» Written instruction: Copy out exactly the lines running from the one with "Extract all readable text from this page." through the final line, both ends included, and nothing else. Pictures stay out of the copy.
[Begin Material for this exercise]
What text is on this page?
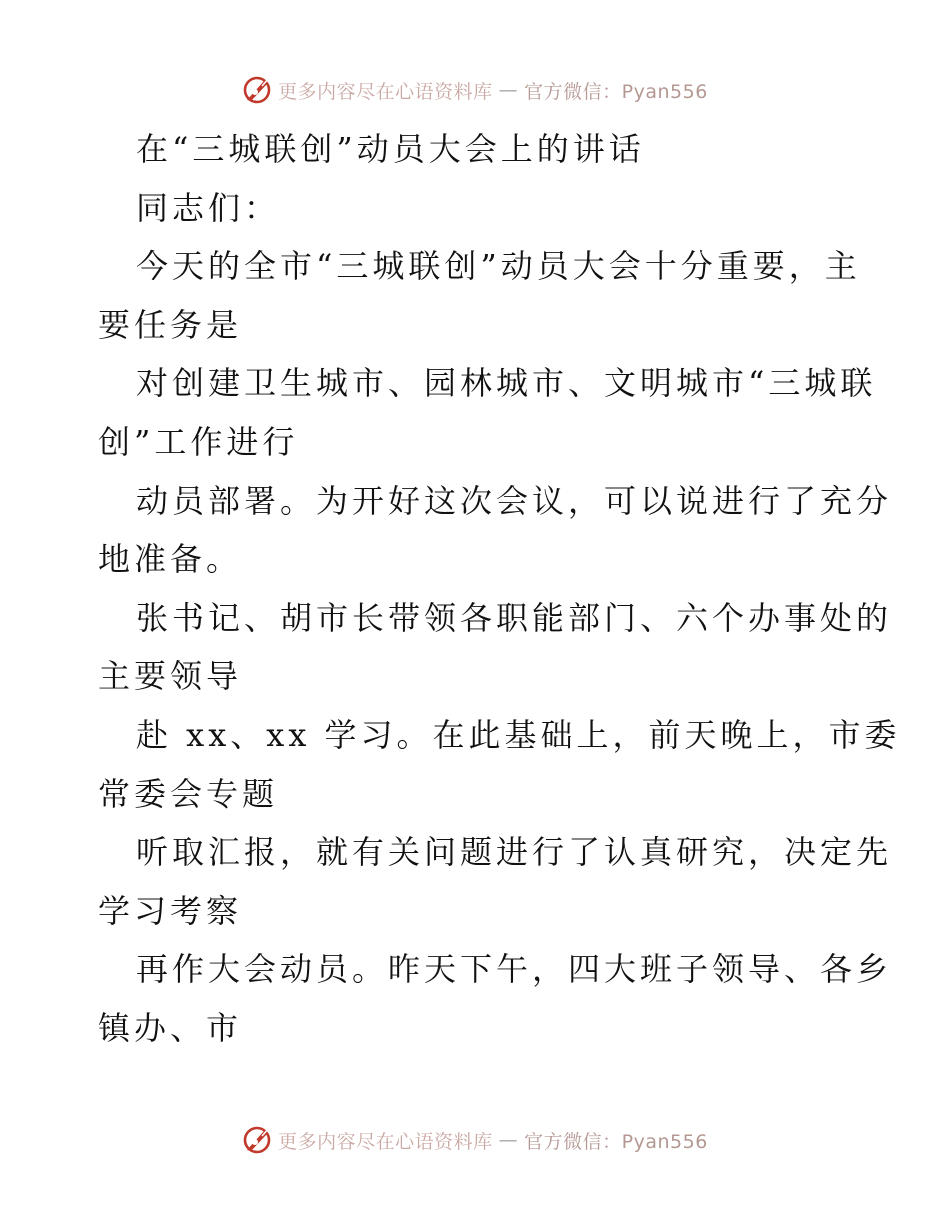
更多内容尽在心语资料库 — 官方微信：Pyan556
在“三城联创”动员大会上的讲话
同志们：
今天的全市“三城联创”动员大会十分重要，主
要任务是
对创建卫生城市、园林城市、文明城市“三城联
创”工作进行
动员部署。为开好这次会议，可以说进行了充分
地准备。
张书记、胡市长带领各职能部门、六个办事处的
主要领导
赴 xx、xx 学习。在此基础上，前天晚上，市委
常委会专题
听取汇报，就有关问题进行了认真研究，决定先
学习考察
再作大会动员。昨天下午，四大班子领导、各乡
镇办、市
更多内容尽在心语资料库 — 官方微信：Pyan556
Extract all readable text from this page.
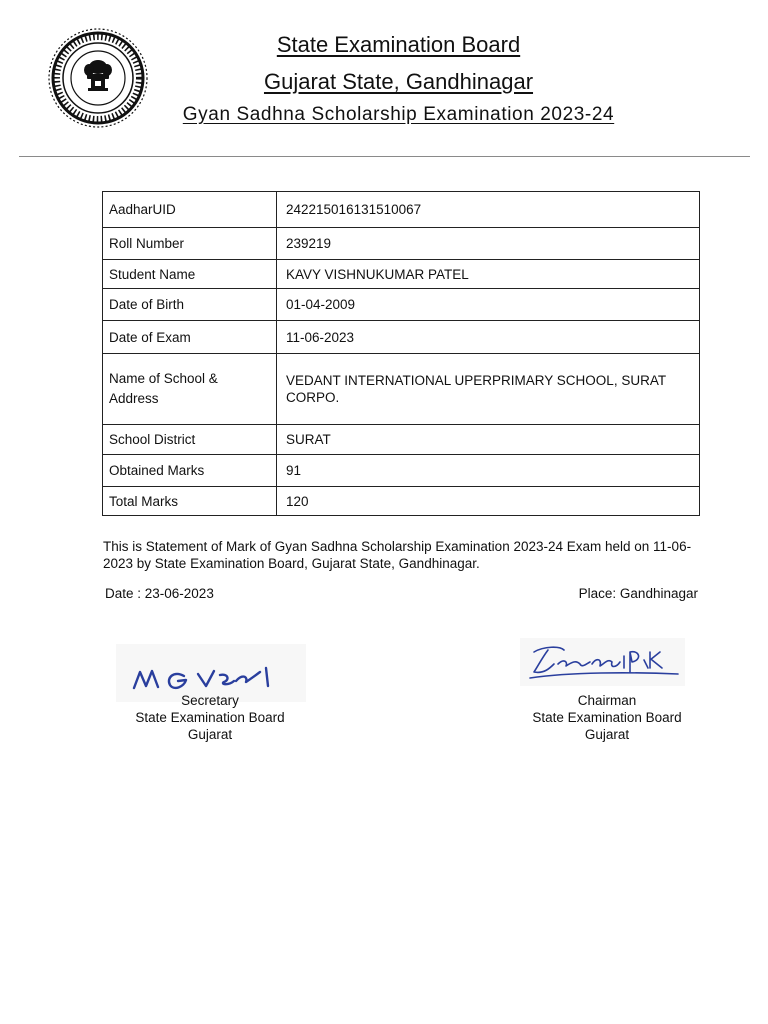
State Examination Board
Gujarat State, Gandhinagar
Gyan Sadhna Scholarship Examination 2023-24
AadharUID	242215016131510067
Roll Number	239219
Student Name	KAVY VISHNUKUMAR PATEL
Date of Birth	01-04-2009
Date of Exam	11-06-2023
Name of School & Address	VEDANT INTERNATIONAL UPERPRIMARY SCHOOL, SURAT CORPO.
School District	SURAT
Obtained Marks	91
Total Marks	120
This is Statement of Mark of Gyan Sadhna Scholarship Examination 2023-24 Exam held on 11-06-2023 by State Examination Board, Gujarat State, Gandhinagar.
Date : 23-06-2023	Place: Gandhinagar
Secretary
State Examination Board
Gujarat
Chairman
State Examination Board
Gujarat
[End Material for this exercise]
» Result of this task:
Extract all readable text from this page.
State Examination Board
Gujarat State, Gandhinagar
Gyan Sadhna Scholarship Examination 2023-24
AadharUID	242215016131510067
Roll Number	239219
Student Name	KAVY VISHNUKUMAR PATEL
Date of Birth	01-04-2009
Date of Exam	11-06-2023
Name of School & Address	VEDANT INTERNATIONAL UPERPRIMARY SCHOOL, SURAT CORPO.
School District	SURAT
Obtained Marks	91
Total Marks	120
This is Statement of Mark of Gyan Sadhna Scholarship Examination 2023-24 Exam held on 11-06-2023 by State Examination Board, Gujarat State, Gandhinagar.
Date : 23-06-2023	Place: Gandhinagar
Secretary
State Examination Board
Gujarat
Chairman
State Examination Board
Gujarat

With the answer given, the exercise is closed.